Quoted passage
= = =
A different lens for Winslow Homer
BRUNSWICK, Maine — Winslow Homer, a great American painter, was not a great American photographer. “Winslow Homer and the Camera: Photography and the Art of Painting” doesn’t make that claim. Instead, it does something more interesting. The show runs through Oct. 28 at the Bowdoin College Museum of Art.
Homer (1836-1910) owned several cameras, two of which are in the show. He made occasional use of them for his painting, relying on them as he might rely on drawing and watercolor: as a form of preparatory sketch or aid to memory. Photography also had commercial appeal. As early as the 1880s, Homer was having photographs taken of his paintings. On occasion, he’d have the reproductions mounted and he’d sign them, further enhancing their value.
Homer also used the camera as most everyone does: to create visual souvenirs of travel and daily life. It’s just that he had rather a better eye. The show includes six circular blowups of Kodak snapshots he took on travels to Florida and Quebec.
Photography, per se, is largely incidental to the show. Thematically, its concerns are how different media dictate different imperatives, the way those imperatives can alter the visual treatment of similar subject matter, and the differing effects that reproducibility can have — not just with photographs but also prints and illustration.
If that sounds a bit dry, even rarefied, the average museumgoer will find ample compensation in the fact that these themes provide a framework for what is, in effect, a career retrospective of one of the most justly cherished American artists.
= = =
The tasks
A. Summarize the Winslow Homer review in two sentences.
B. Resume the Winslow Homer review after its final sentence.
The data that follow have no connection to the Winslow Homer review.

[Extracted records]
= = =
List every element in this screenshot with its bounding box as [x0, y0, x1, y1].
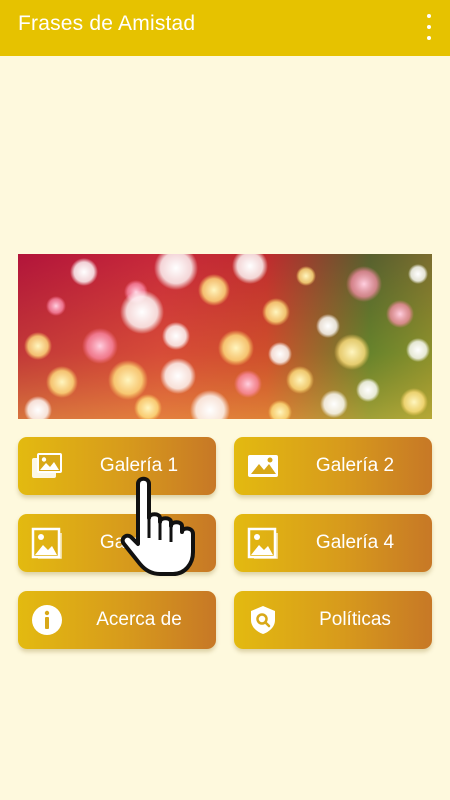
gallery-4-button[interactable]: Galería 4: [234, 514, 432, 572]
gallery-4-label: Galería 4: [315, 532, 395, 553]
photo-library-icon: [30, 527, 64, 559]
gallery-1-button[interactable]: Galería 1: [18, 437, 216, 495]
app-bar: Frases de Amistad: [0, 0, 450, 56]
gallery-1-label: Galería 1: [99, 455, 179, 476]
policies-button[interactable]: Políticas: [234, 591, 432, 649]
about-label: Acerca de: [96, 609, 182, 630]
app-title: Frases de Amistad: [18, 12, 196, 35]
gallery-3-label: Galería 3: [99, 532, 179, 553]
gallery-2-label: Galería 2: [315, 455, 395, 476]
photo-library-icon: [246, 527, 280, 559]
photo-icon: [30, 450, 64, 482]
gallery-2-button[interactable]: Galería 2: [234, 437, 432, 495]
more-vert-icon[interactable]: [422, 12, 436, 42]
banner-image: [18, 254, 432, 419]
shield-search-icon: [246, 604, 280, 636]
image-icon: [246, 450, 280, 482]
gallery-3-button[interactable]: Galería 3: [18, 514, 216, 572]
about-button[interactable]: Acerca de: [18, 591, 216, 649]
info-icon: [30, 604, 64, 636]
policies-label: Políticas: [319, 609, 391, 630]
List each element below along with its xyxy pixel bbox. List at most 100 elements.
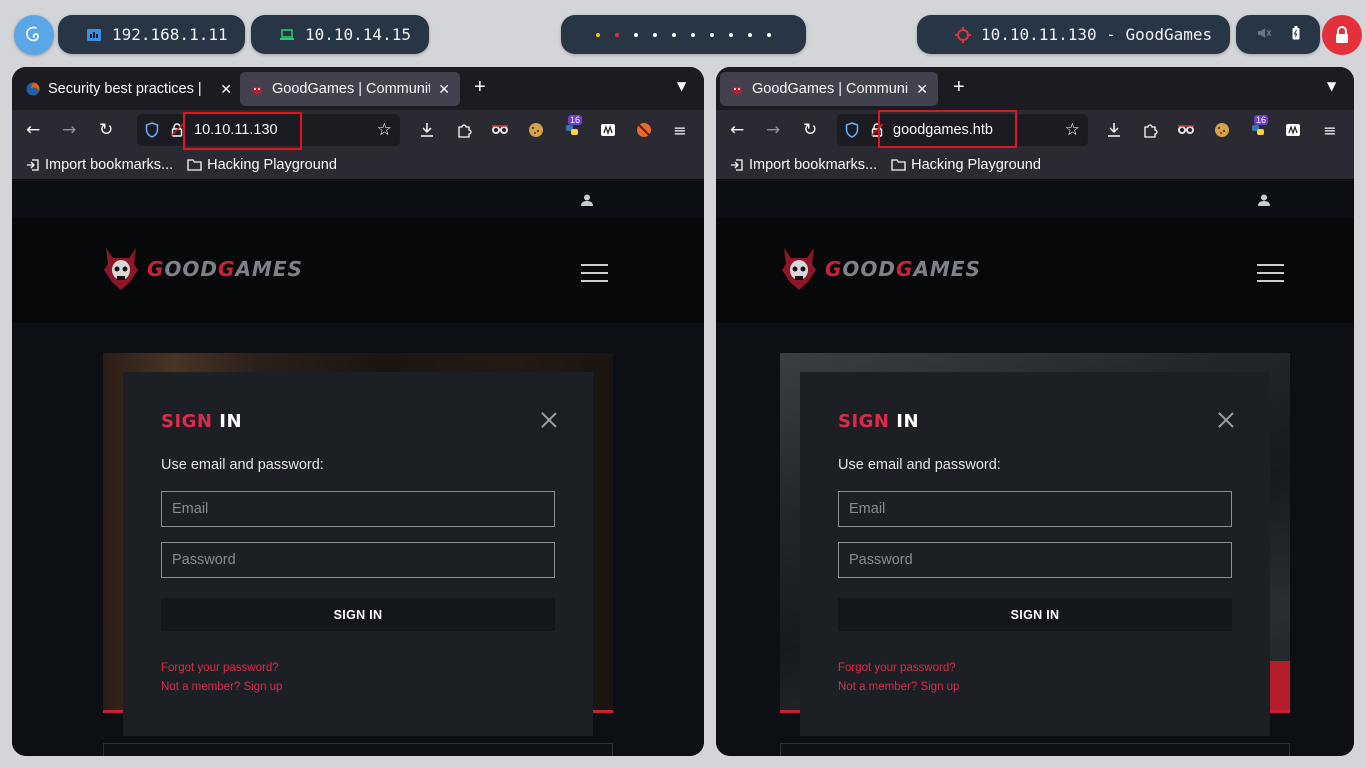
workspace-dot-4[interactable] <box>653 32 657 37</box>
list-all-tabs-icon[interactable]: ▼ <box>1327 79 1336 93</box>
reload-icon[interactable]: ↻ <box>99 120 113 140</box>
close-icon[interactable] <box>541 412 557 428</box>
site-menu-icon[interactable] <box>1257 264 1284 288</box>
debian-swirl-icon <box>26 26 39 42</box>
tab-goodgames[interactable]: GoodGames | Communit ✕ <box>720 72 938 106</box>
goodgames-logo[interactable]: GOODGAMES <box>102 246 303 292</box>
email-field[interactable] <box>838 491 1232 527</box>
password-field[interactable] <box>161 542 555 578</box>
folder-icon <box>891 159 906 171</box>
extensions-puzzle-icon[interactable] <box>455 121 473 139</box>
host-ip-pill[interactable]: 192.168.1.11 <box>58 15 245 54</box>
wappalyzer-icon[interactable] <box>599 121 617 139</box>
sign-up-link[interactable]: Not a member? Sign up <box>161 681 282 693</box>
workspace-switcher[interactable] <box>561 15 806 54</box>
goodgames-logo[interactable]: GOODGAMES <box>780 246 981 292</box>
downloads-icon[interactable] <box>418 121 436 139</box>
system-tray[interactable] <box>1236 15 1320 54</box>
volume-muted-icon[interactable] <box>1257 25 1272 44</box>
browser-window-left: Security best practices | ✕ GoodGames | … <box>12 67 704 756</box>
workspace-dots <box>588 32 779 37</box>
email-input[interactable] <box>849 501 1221 517</box>
close-icon[interactable] <box>1218 412 1234 428</box>
python-extension-icon[interactable]: 16 <box>563 115 583 139</box>
no-ads-extension-icon[interactable] <box>635 121 653 139</box>
tab-goodgames[interactable]: GoodGames | Communit ✕ <box>240 72 460 106</box>
bookmark-import[interactable]: Import bookmarks... <box>730 157 877 173</box>
import-icon <box>27 158 39 171</box>
close-icon[interactable]: ✕ <box>438 81 450 98</box>
sign-in-button[interactable]: SIGN IN <box>838 598 1232 631</box>
list-all-tabs-icon[interactable]: ▼ <box>677 79 686 93</box>
site-top-strip <box>12 181 704 218</box>
reload-icon[interactable]: ↻ <box>803 120 817 140</box>
tab-strip: Security best practices | ✕ GoodGames | … <box>12 67 704 110</box>
bookmark-folder-hacking-playground[interactable]: Hacking Playground <box>187 157 337 173</box>
workspace-dot-2[interactable] <box>615 32 619 37</box>
vpn-ip-text: 10.10.14.15 <box>305 25 411 44</box>
brand-wordmark: GOODGAMES <box>825 257 981 281</box>
workspace-dot-7[interactable] <box>710 32 714 37</box>
tab-security-best-practices[interactable]: Security best practices | ✕ <box>16 72 242 106</box>
highlight-box <box>878 110 1017 148</box>
host-ip-text: 192.168.1.11 <box>112 25 228 44</box>
wappalyzer-icon[interactable] <box>1284 121 1302 139</box>
workspace-dot-3[interactable] <box>634 32 638 37</box>
forward-icon[interactable]: → <box>62 120 76 140</box>
email-field[interactable] <box>161 491 555 527</box>
target-pill[interactable]: 10.10.11.130 - GoodGames <box>917 15 1230 54</box>
hamburger-menu-icon[interactable]: ≡ <box>1321 121 1339 140</box>
bookmark-star-icon[interactable]: ☆ <box>1065 120 1080 140</box>
close-icon[interactable]: ✕ <box>916 81 928 98</box>
bookmark-folder-hacking-playground[interactable]: Hacking Playground <box>891 157 1041 173</box>
password-field[interactable] <box>838 542 1232 578</box>
workspace-dot-6[interactable] <box>691 32 695 37</box>
forward-icon[interactable]: → <box>766 120 780 140</box>
extension-eyes-icon[interactable] <box>1177 121 1195 139</box>
user-icon[interactable] <box>581 194 593 206</box>
hamburger-menu-icon[interactable]: ≡ <box>671 121 689 140</box>
new-tab-icon[interactable]: + <box>474 76 486 99</box>
workspace-dot-10[interactable] <box>767 32 771 37</box>
new-tab-icon[interactable]: + <box>953 76 965 99</box>
cookie-icon[interactable] <box>1213 121 1231 139</box>
browser-window-right: GoodGames | Communit ✕ + ▼ ← → ↻ goodgam… <box>716 67 1354 756</box>
target-crosshair-icon <box>955 26 971 43</box>
extension-badge: 16 <box>568 115 583 125</box>
user-icon[interactable] <box>1258 194 1270 206</box>
close-icon[interactable]: ✕ <box>220 81 232 98</box>
bookmarks-toolbar: Import bookmarks... Hacking Playground <box>12 150 704 180</box>
workspace-dot-5[interactable] <box>672 32 676 37</box>
content-card-edge <box>103 743 613 756</box>
forgot-password-link[interactable]: Forgot your password? <box>161 662 279 674</box>
site-top-strip <box>716 181 1354 218</box>
back-icon[interactable]: ← <box>730 120 744 140</box>
downloads-icon[interactable] <box>1105 121 1123 139</box>
highlight-box <box>183 112 302 150</box>
forgot-password-link[interactable]: Forgot your password? <box>838 662 956 674</box>
bookmarks-toolbar: Import bookmarks... Hacking Playground <box>716 150 1354 180</box>
debian-menu-button[interactable] <box>14 15 54 55</box>
workspace-dot-1[interactable] <box>596 32 600 37</box>
python-extension-icon[interactable]: 16 <box>1249 115 1269 139</box>
shield-icon <box>845 122 859 138</box>
extension-badge: 16 <box>1254 115 1269 125</box>
site-menu-icon[interactable] <box>581 264 608 288</box>
tab-title: GoodGames | Communit <box>752 81 909 97</box>
extensions-puzzle-icon[interactable] <box>1141 121 1159 139</box>
vpn-ip-pill[interactable]: 10.10.14.15 <box>251 15 429 54</box>
email-input[interactable] <box>172 501 544 517</box>
battery-icon[interactable] <box>1292 25 1300 44</box>
extension-eyes-icon[interactable] <box>491 121 509 139</box>
workspace-dot-9[interactable] <box>748 32 752 37</box>
bookmark-import[interactable]: Import bookmarks... <box>26 157 173 173</box>
sign-in-button[interactable]: SIGN IN <box>161 598 555 631</box>
lock-screen-button[interactable] <box>1322 15 1362 55</box>
password-input[interactable] <box>172 552 544 568</box>
bookmark-star-icon[interactable]: ☆ <box>377 120 392 140</box>
back-icon[interactable]: ← <box>26 120 40 140</box>
sign-up-link[interactable]: Not a member? Sign up <box>838 681 959 693</box>
password-input[interactable] <box>849 552 1221 568</box>
workspace-dot-8[interactable] <box>729 32 733 37</box>
cookie-icon[interactable] <box>527 121 545 139</box>
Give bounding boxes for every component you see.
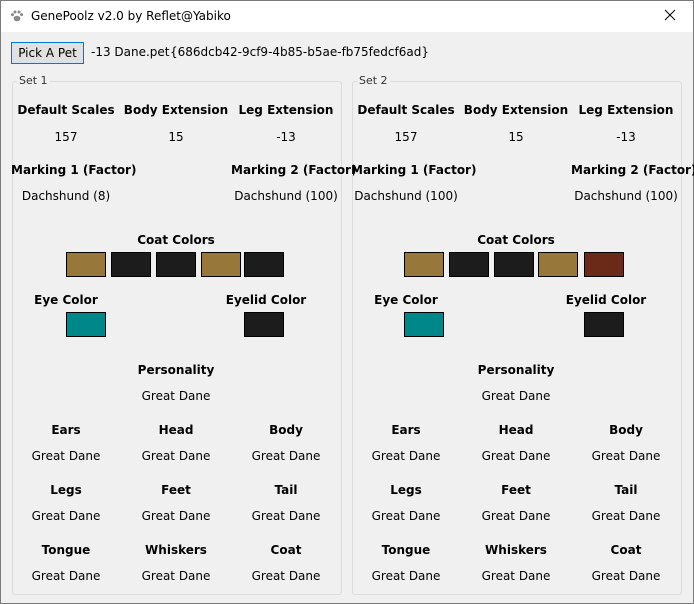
default-scales-value: 157 [394,130,418,144]
tongue-label: Tongue [381,543,431,557]
coat-color-swatch-1 [66,252,106,277]
head-value: Great Dane [481,449,551,463]
pet-file-name: -13 Dane.pet [91,45,170,59]
body-extension-value: 15 [508,130,524,144]
eye-color-swatch [66,312,106,337]
coat-color-swatch-4 [201,252,241,277]
set-2-group: Set 2 Default Scales Body Extension Leg … [351,74,694,595]
coat-color-swatch-4 [538,252,578,277]
ears-value: Great Dane [371,449,441,463]
tongue-value: Great Dane [371,569,441,583]
pick-a-pet-button[interactable]: Pick A Pet [11,42,84,64]
marking-2-label: Marking 2 (Factor) [231,163,357,177]
close-button[interactable] [647,1,693,32]
eyelid-color-label: Eyelid Color [565,293,647,307]
eyelid-color-swatch [584,312,624,337]
legs-value: Great Dane [31,509,101,523]
coat-label: Coat [270,543,302,557]
pet-guid: {686dcb42-9cf9-4b85-b5ae-fb75fedcf6ad} [170,45,429,59]
eyelid-color-swatch [244,312,284,337]
body-label: Body [269,423,303,437]
whiskers-value: Great Dane [481,569,551,583]
feet-label: Feet [501,483,531,497]
body-value: Great Dane [591,449,661,463]
window-title: GenePoolz v2.0 by Reflet@Yabiko [31,9,231,23]
app-window: GenePoolz v2.0 by Reflet@Yabiko Pick A P… [0,0,694,604]
coat-colors-label: Coat Colors [137,233,215,247]
ears-label: Ears [391,423,421,437]
marking-2-label: Marking 2 (Factor) [571,163,694,177]
coat-color-swatch-2 [449,252,489,277]
head-label: Head [498,423,534,437]
feet-value: Great Dane [141,509,211,523]
whiskers-label: Whiskers [485,543,547,557]
marking-1-label: Marking 1 (Factor) [11,163,137,177]
legs-value: Great Dane [371,509,441,523]
coat-color-swatch-1 [404,252,444,277]
coat-colors-label: Coat Colors [477,233,555,247]
paw-icon [10,9,24,23]
coat-color-swatch-2 [111,252,151,277]
legs-label: Legs [390,483,422,497]
marking-2-value: Dachshund (100) [574,189,678,203]
eye-color-swatch [404,312,444,337]
personality-value: Great Dane [481,389,551,403]
tail-label: Tail [614,483,638,497]
default-scales-label: Default Scales [357,103,455,117]
tail-label: Tail [274,483,298,497]
coat-color-swatch-5 [584,252,624,277]
whiskers-value: Great Dane [141,569,211,583]
tongue-value: Great Dane [31,569,101,583]
legs-label: Legs [50,483,82,497]
coat-value: Great Dane [591,569,661,583]
marking-1-value: Dachshund (8) [21,189,111,203]
close-icon [664,9,676,24]
marking-1-label: Marking 1 (Factor) [351,163,477,177]
set-1-legend: Set 1 [17,74,50,87]
eye-color-label: Eye Color [374,293,438,307]
coat-color-swatch-3 [494,252,534,277]
eyelid-color-label: Eyelid Color [225,293,307,307]
eye-color-label: Eye Color [34,293,98,307]
leg-extension-value: -13 [276,130,296,144]
ears-value: Great Dane [31,449,101,463]
tongue-label: Tongue [41,543,91,557]
feet-label: Feet [161,483,191,497]
coat-value: Great Dane [251,569,321,583]
coat-color-swatch-3 [156,252,196,277]
tail-value: Great Dane [251,509,321,523]
personality-label: Personality [137,363,215,377]
body-extension-label: Body Extension [463,103,569,117]
leg-extension-value: -13 [616,130,636,144]
leg-extension-label: Leg Extension [578,103,674,117]
title-bar[interactable]: GenePoolz v2.0 by Reflet@Yabiko [1,1,693,32]
feet-value: Great Dane [481,509,551,523]
body-label: Body [609,423,643,437]
coat-label: Coat [610,543,642,557]
whiskers-label: Whiskers [145,543,207,557]
default-scales-label: Default Scales [17,103,115,117]
toolbar: Pick A Pet -13 Dane.pet {686dcb42-9cf9-4… [1,32,693,68]
tail-value: Great Dane [591,509,661,523]
coat-color-swatch-5 [244,252,284,277]
leg-extension-label: Leg Extension [238,103,334,117]
personality-value: Great Dane [141,389,211,403]
body-value: Great Dane [251,449,321,463]
marking-2-value: Dachshund (100) [234,189,338,203]
default-scales-value: 157 [54,130,78,144]
set-2-legend: Set 2 [357,74,390,87]
body-extension-label: Body Extension [123,103,229,117]
body-extension-value: 15 [168,130,184,144]
head-value: Great Dane [141,449,211,463]
marking-1-value: Dachshund (100) [354,189,458,203]
set-1-group: Set 1 Default Scales Body Extension Leg … [11,74,357,595]
personality-label: Personality [477,363,555,377]
ears-label: Ears [51,423,81,437]
head-label: Head [158,423,194,437]
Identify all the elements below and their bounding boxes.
= = =
Exercise results
A. The Bowdoin College Museum of Art show "Winslow Homer and the Camera: Photography and the Art of Painting," running through Oct. 28, presents Homer as an owner of several cameras who used them as a preparatory aid for painting, had his paintings photographed for commercial reproduction, and took travel snapshots. Photography is largely incidental, though, because the show's real concerns are how different media shape the treatment of similar subjects and what effects reproducibility has, themes that frame what amounts to a career retrospective of the artist.

B.
“Winslow Homer and the Camera,” which was curated by museum co-director Frank H. Goodyear III and Bowdoin art history professor Dana E. Byrd, includes more than 130 items. The show’s ambitiousness is indicated by those items coming from 26 institutions, with the lion’s share drawn from Bowdoin’s very extensive holdings.
In addition to photographs by and of Homer, there are paintings, watercolors, prints, and drawings. The cameras are among a number of personal possessions on display: a walking stick, a watercolor box, Homer’s Civil War press pass, a fishing net, a knapsack, a family photo album. There’s nothing dry or rarefied about those — or the five (excellent) watercolors by his mother. Homer’s work has an inherent modesty and plainspokenness. Those qualities are part of its appeal. Yet they can also make his art seem reticent, even distant. These objects, along with the several photographs of Homer, go a long way toward collapsing that distance.
Photography played a role in Homer’s career from early on. The show includes a number of examples of his illustrations for Harper’s Weekly hung next to the photographs he turned to for inspiration. A wood engraving of Abraham Lincoln from 1860 clearly derives from Mathew Brady’s famous Cooper Union photograph, the one that Lincoln said “made me president.” Homer reverses Brady’s image and puts a notably grander background behind the candidate. That’s something he could afford to do, because he needn’t worry about distracting from his subject’s face, being able to control lighting and proportion as Brady could not.
Sometimes photography could have a limiting effect. The show includes an oil on panel from 1864, “Albert Post.” It’s the first instance of Homer painting directly from a photograph. Maybe it’s the novelty of the experience that leaves the painting so lacking in life. The contrast in energy with “Jumping Trout,” a watercolor from 1889, is far greater than the passage of a quarter century might dictate. The 1880s saw the photographic motion studies of Eadweard Muybridge, Étienne-Jules Marey, and Thomas Eakins. The show includes one of Muybridge’s serial images. You can see why a wall label suggests a kinship.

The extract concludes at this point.